What the exercise asks — Extract, from the records beneath this instruction, each line that contains the word "Tablet".

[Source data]

------------------------------------

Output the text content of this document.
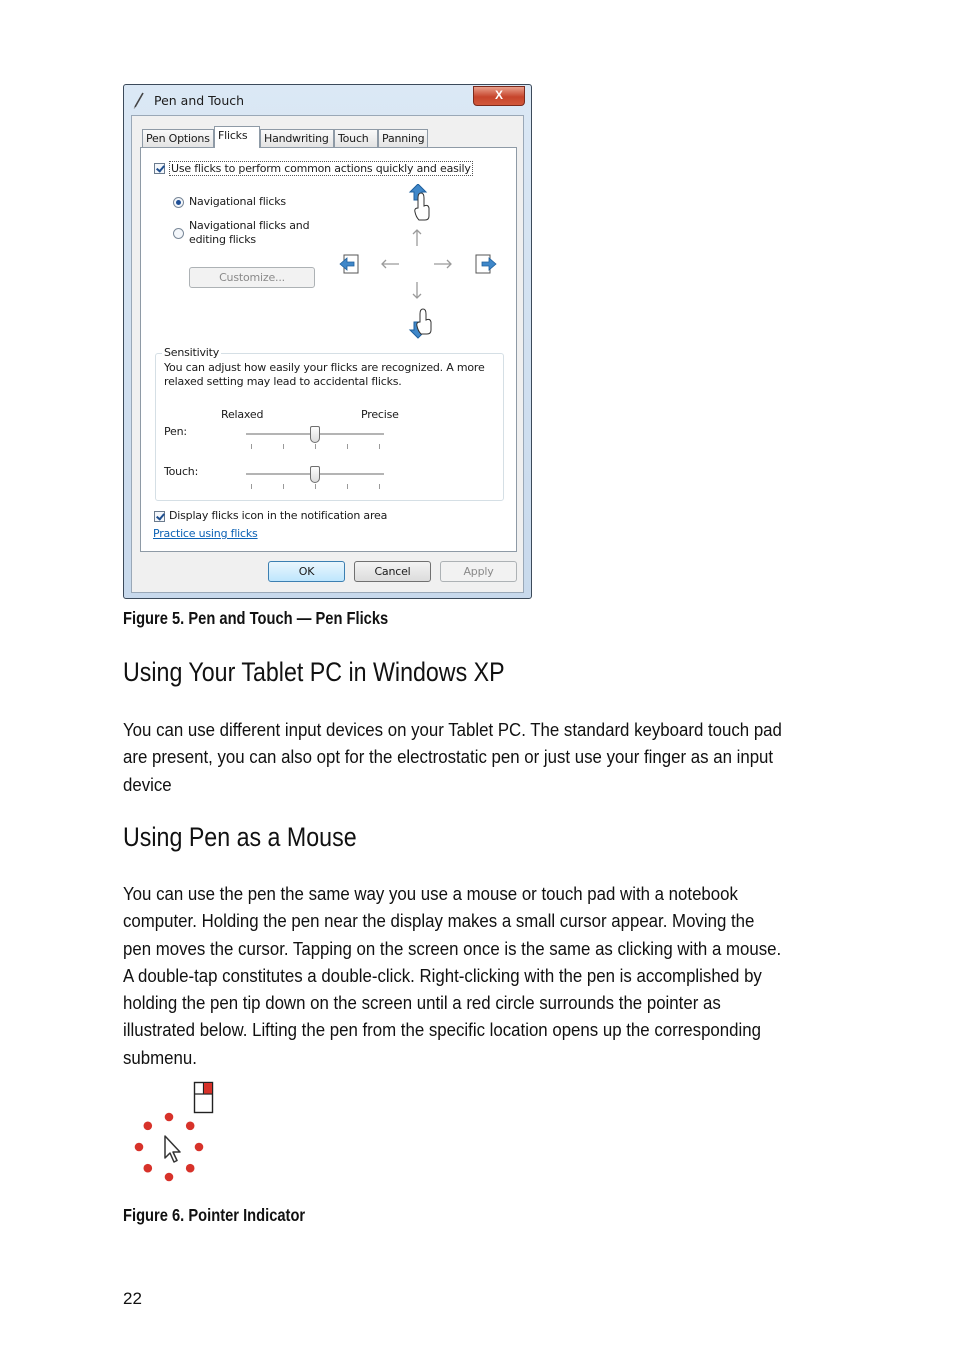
Pen and Touch	X
Pen Options Flicks	Handwriting Touch	Panning
Use flicks to perform common actions quickly and easily
Navigational flicks
Navigational flicks and
editing flicks
Customize...
Sensitivity
You can adjust how easily your flicks are recognized. A more
relaxed setting may lead to accidental flicks.
Relaxed	Precise
Pen:
Touch:
Display flicks icon in the notification area
Practice using flicks
OK	Cancel	Apply
Figure 5. Pen and Touch — Pen Flicks
Using Your Tablet PC in Windows XP
You can use different input devices on your Tablet PC. The standard keyboard touch pad
are present, you can also opt for the electrostatic pen or just use your finger as an input
device
Using Pen as a Mouse
You can use the pen the same way you use a mouse or touch pad with a notebook
computer. Holding the pen near the display makes a small cursor appear. Moving the
pen moves the cursor. Tapping on the screen once is the same as clicking with a mouse.
A double-tap constitutes a double-click. Right-clicking with the pen is accomplished by
holding the pen tip down on the screen until a red circle surrounds the pointer as
illustrated below. Lifting the pen from the specific location opens up the corresponding
submenu.
Figure 6. Pointer Indicator
22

------------------------------------

Answer for the task —
Using Your Tablet PC in Windows XP
You can use different input devices on your Tablet PC. The standard keyboard touch pad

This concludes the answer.